▶ _RECORDS FOR THE EXERCISE_
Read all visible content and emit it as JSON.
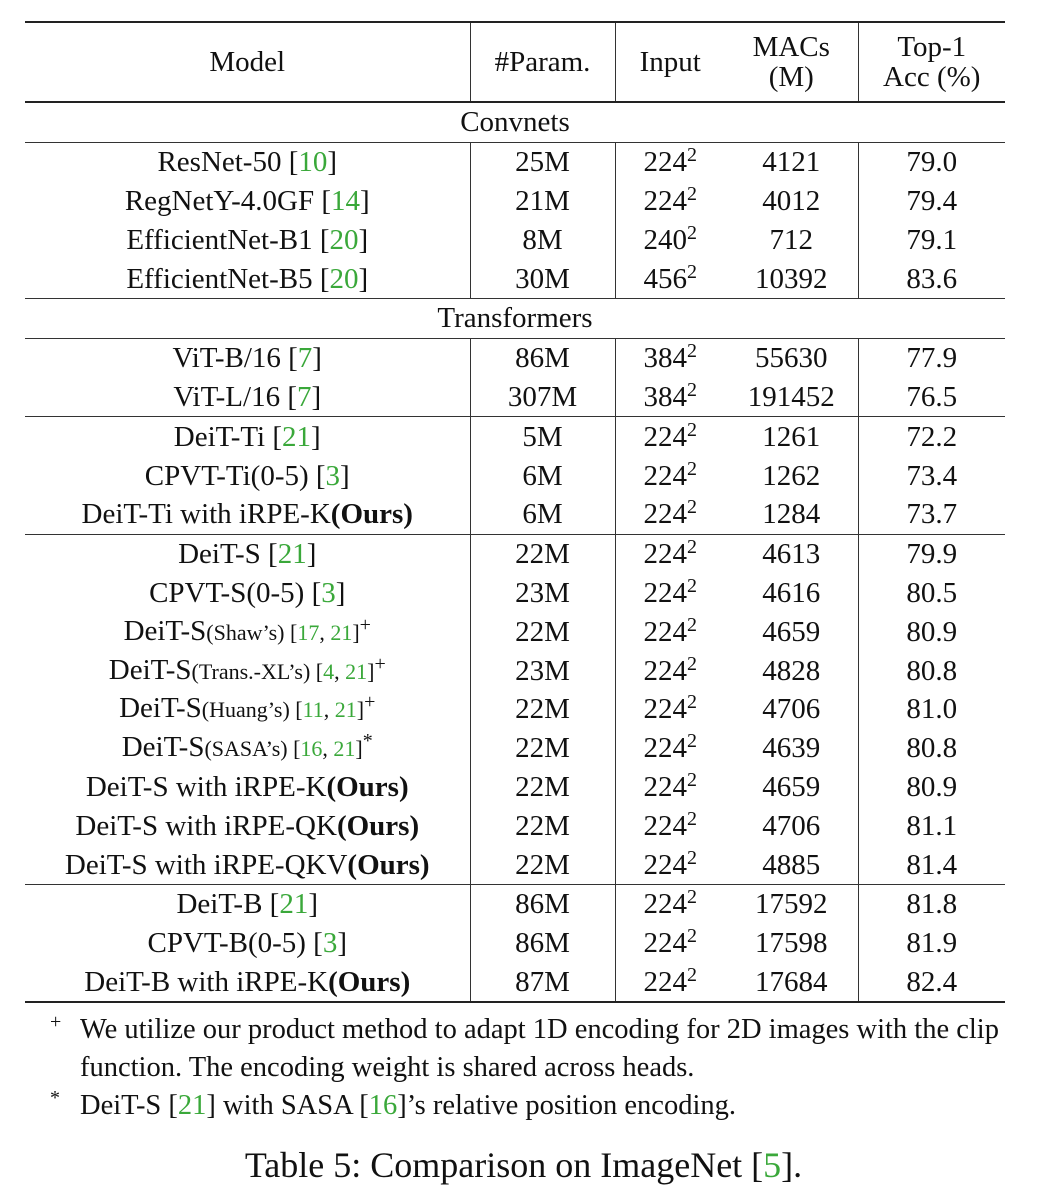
{
  "table": {
    "header": [
      [
        "Model"
      ],
      [
        "#Param."
      ],
      [
        "Input"
      ],
      [
        "MACs",
        "(M)"
      ],
      [
        "Top-1",
        "Acc (%)"
      ]
    ],
    "sections": [
      {
        "title": "Convnets",
        "groups": [
          [
            {
              "model": [
                {
                  "text": "ResNet-50 ["
                },
                {
                  "text": "10",
                  "style": "cite"
                },
                {
                  "text": "]"
                }
              ],
              "params": "25M",
              "input": {
                "base": "224",
                "exp": "2"
              },
              "macs": 4121,
              "acc": "79.0"
            },
            {
              "model": [
                {
                  "text": "RegNetY-4.0GF ["
                },
                {
                  "text": "14",
                  "style": "cite"
                },
                {
                  "text": "]"
                }
              ],
              "params": "21M",
              "input": {
                "base": "224",
                "exp": "2"
              },
              "macs": 4012,
              "acc": "79.4"
            },
            {
              "model": [
                {
                  "text": "EfficientNet-B1 ["
                },
                {
                  "text": "20",
                  "style": "cite"
                },
                {
                  "text": "]"
                }
              ],
              "params": "8M",
              "input": {
                "base": "240",
                "exp": "2"
              },
              "macs": 712,
              "acc": "79.1"
            },
            {
              "model": [
                {
                  "text": "EfficientNet-B5 ["
                },
                {
                  "text": "20",
                  "style": "cite"
                },
                {
                  "text": "]"
                }
              ],
              "params": "30M",
              "input": {
                "base": "456",
                "exp": "2"
              },
              "macs": 10392,
              "acc": "83.6"
            }
          ]
        ]
      },
      {
        "title": "Transformers",
        "groups": [
          [
            {
              "model": [
                {
                  "text": "ViT-B/16 ["
                },
                {
                  "text": "7",
                  "style": "cite"
                },
                {
                  "text": "]"
                }
              ],
              "params": "86M",
              "input": {
                "base": "384",
                "exp": "2"
              },
              "macs": 55630,
              "acc": "77.9"
            },
            {
              "model": [
                {
                  "text": "ViT-L/16 ["
                },
                {
                  "text": "7",
                  "style": "cite"
                },
                {
                  "text": "]"
                }
              ],
              "params": "307M",
              "input": {
                "base": "384",
                "exp": "2"
              },
              "macs": 191452,
              "acc": "76.5"
            }
          ],
          [
            {
              "model": [
                {
                  "text": "DeiT-Ti ["
                },
                {
                  "text": "21",
                  "style": "cite"
                },
                {
                  "text": "]"
                }
              ],
              "params": "5M",
              "input": {
                "base": "224",
                "exp": "2"
              },
              "macs": 1261,
              "acc": "72.2"
            },
            {
              "model": [
                {
                  "text": "CPVT-Ti(0-5) ["
                },
                {
                  "text": "3",
                  "style": "cite"
                },
                {
                  "text": "]"
                }
              ],
              "params": "6M",
              "input": {
                "base": "224",
                "exp": "2"
              },
              "macs": 1262,
              "acc": "73.4"
            },
            {
              "model": [
                {
                  "text": "DeiT-Ti with iRPE-K"
                },
                {
                  "text": "(Ours)",
                  "style": "bold"
                }
              ],
              "params": "6M",
              "input": {
                "base": "224",
                "exp": "2"
              },
              "macs": 1284,
              "acc": "73.7"
            }
          ],
          [
            {
              "model": [
                {
                  "text": "DeiT-S ["
                },
                {
                  "text": "21",
                  "style": "cite"
                },
                {
                  "text": "]"
                }
              ],
              "params": "22M",
              "input": {
                "base": "224",
                "exp": "2"
              },
              "macs": 4613,
              "acc": "79.9"
            },
            {
              "model": [
                {
                  "text": "CPVT-S(0-5) ["
                },
                {
                  "text": "3",
                  "style": "cite"
                },
                {
                  "text": "]"
                }
              ],
              "params": "23M",
              "input": {
                "base": "224",
                "exp": "2"
              },
              "macs": 4616,
              "acc": "80.5"
            },
            {
              "model": [
                {
                  "text": "DeiT-S"
                },
                {
                  "text": "(Shaw’s) [",
                  "style": "small"
                },
                {
                  "text": "17",
                  "style": "small cite"
                },
                {
                  "text": ", ",
                  "style": "small"
                },
                {
                  "text": "21",
                  "style": "small cite"
                },
                {
                  "text": "]",
                  "style": "small"
                },
                {
                  "text": "+",
                  "style": "sup"
                }
              ],
              "params": "22M",
              "input": {
                "base": "224",
                "exp": "2"
              },
              "macs": 4659,
              "acc": "80.9"
            },
            {
              "model": [
                {
                  "text": "DeiT-S"
                },
                {
                  "text": "(Trans.-XL’s) [",
                  "style": "small"
                },
                {
                  "text": "4",
                  "style": "small cite"
                },
                {
                  "text": ", ",
                  "style": "small"
                },
                {
                  "text": "21",
                  "style": "small cite"
                },
                {
                  "text": "]",
                  "style": "small"
                },
                {
                  "text": "+",
                  "style": "sup"
                }
              ],
              "params": "23M",
              "input": {
                "base": "224",
                "exp": "2"
              },
              "macs": 4828,
              "acc": "80.8"
            },
            {
              "model": [
                {
                  "text": "DeiT-S"
                },
                {
                  "text": "(Huang’s) [",
                  "style": "small"
                },
                {
                  "text": "11",
                  "style": "small cite"
                },
                {
                  "text": ", ",
                  "style": "small"
                },
                {
                  "text": "21",
                  "style": "small cite"
                },
                {
                  "text": "]",
                  "style": "small"
                },
                {
                  "text": "+",
                  "style": "sup"
                }
              ],
              "params": "22M",
              "input": {
                "base": "224",
                "exp": "2"
              },
              "macs": 4706,
              "acc": "81.0"
            },
            {
              "model": [
                {
                  "text": "DeiT-S"
                },
                {
                  "text": "(SASA’s) [",
                  "style": "small"
                },
                {
                  "text": "16",
                  "style": "small cite"
                },
                {
                  "text": ", ",
                  "style": "small"
                },
                {
                  "text": "21",
                  "style": "small cite"
                },
                {
                  "text": "]",
                  "style": "small"
                },
                {
                  "text": "*",
                  "style": "sup"
                }
              ],
              "params": "22M",
              "input": {
                "base": "224",
                "exp": "2"
              },
              "macs": 4639,
              "acc": "80.8"
            },
            {
              "model": [
                {
                  "text": "DeiT-S with iRPE-K"
                },
                {
                  "text": "(Ours)",
                  "style": "bold"
                }
              ],
              "params": "22M",
              "input": {
                "base": "224",
                "exp": "2"
              },
              "macs": 4659,
              "acc": "80.9"
            },
            {
              "model": [
                {
                  "text": "DeiT-S with iRPE-QK"
                },
                {
                  "text": "(Ours)",
                  "style": "bold"
                }
              ],
              "params": "22M",
              "input": {
                "base": "224",
                "exp": "2"
              },
              "macs": 4706,
              "acc": "81.1"
            },
            {
              "model": [
                {
                  "text": "DeiT-S with iRPE-QKV"
                },
                {
                  "text": "(Ours)",
                  "style": "bold"
                }
              ],
              "params": "22M",
              "input": {
                "base": "224",
                "exp": "2"
              },
              "macs": 4885,
              "acc": "81.4"
            }
          ],
          [
            {
              "model": [
                {
                  "text": "DeiT-B ["
                },
                {
                  "text": "21",
                  "style": "cite"
                },
                {
                  "text": "]"
                }
              ],
              "params": "86M",
              "input": {
                "base": "224",
                "exp": "2"
              },
              "macs": 17592,
              "acc": "81.8"
            },
            {
              "model": [
                {
                  "text": "CPVT-B(0-5) ["
                },
                {
                  "text": "3",
                  "style": "cite"
                },
                {
                  "text": "]"
                }
              ],
              "params": "86M",
              "input": {
                "base": "224",
                "exp": "2"
              },
              "macs": 17598,
              "acc": "81.9"
            },
            {
              "model": [
                {
                  "text": "DeiT-B with iRPE-K"
                },
                {
                  "text": "(Ours)",
                  "style": "bold"
                }
              ],
              "params": "87M",
              "input": {
                "base": "224",
                "exp": "2"
              },
              "macs": 17684,
              "acc": "82.4"
            }
          ]
        ]
      }
    ]
  },
  "footnotes": [
    {
      "mark": "+",
      "text": [
        {
          "text": "We utilize our product method to adapt 1D encoding for 2D images with the clip function. The encoding weight is shared across heads."
        }
      ]
    },
    {
      "mark": "*",
      "text": [
        {
          "text": "DeiT-S ["
        },
        {
          "text": "21",
          "style": "cite"
        },
        {
          "text": "] with SASA ["
        },
        {
          "text": "16",
          "style": "cite"
        },
        {
          "text": "]’s relative position encoding."
        }
      ]
    }
  ],
  "caption": [
    {
      "text": "Table 5: Comparison on ImageNet ["
    },
    {
      "text": "5",
      "style": "cite"
    },
    {
      "text": "]."
    }
  ]
}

▶ _YOUR OBJECTIVE_
Using the listing above, pull out all lines that hold the word "CPVT".

▶ _SOLUTION TO THIS TASK_
                  "text": "CPVT-Ti(0-5) ["
                  "text": "CPVT-S(0-5) ["
                  "text": "CPVT-B(0-5) ["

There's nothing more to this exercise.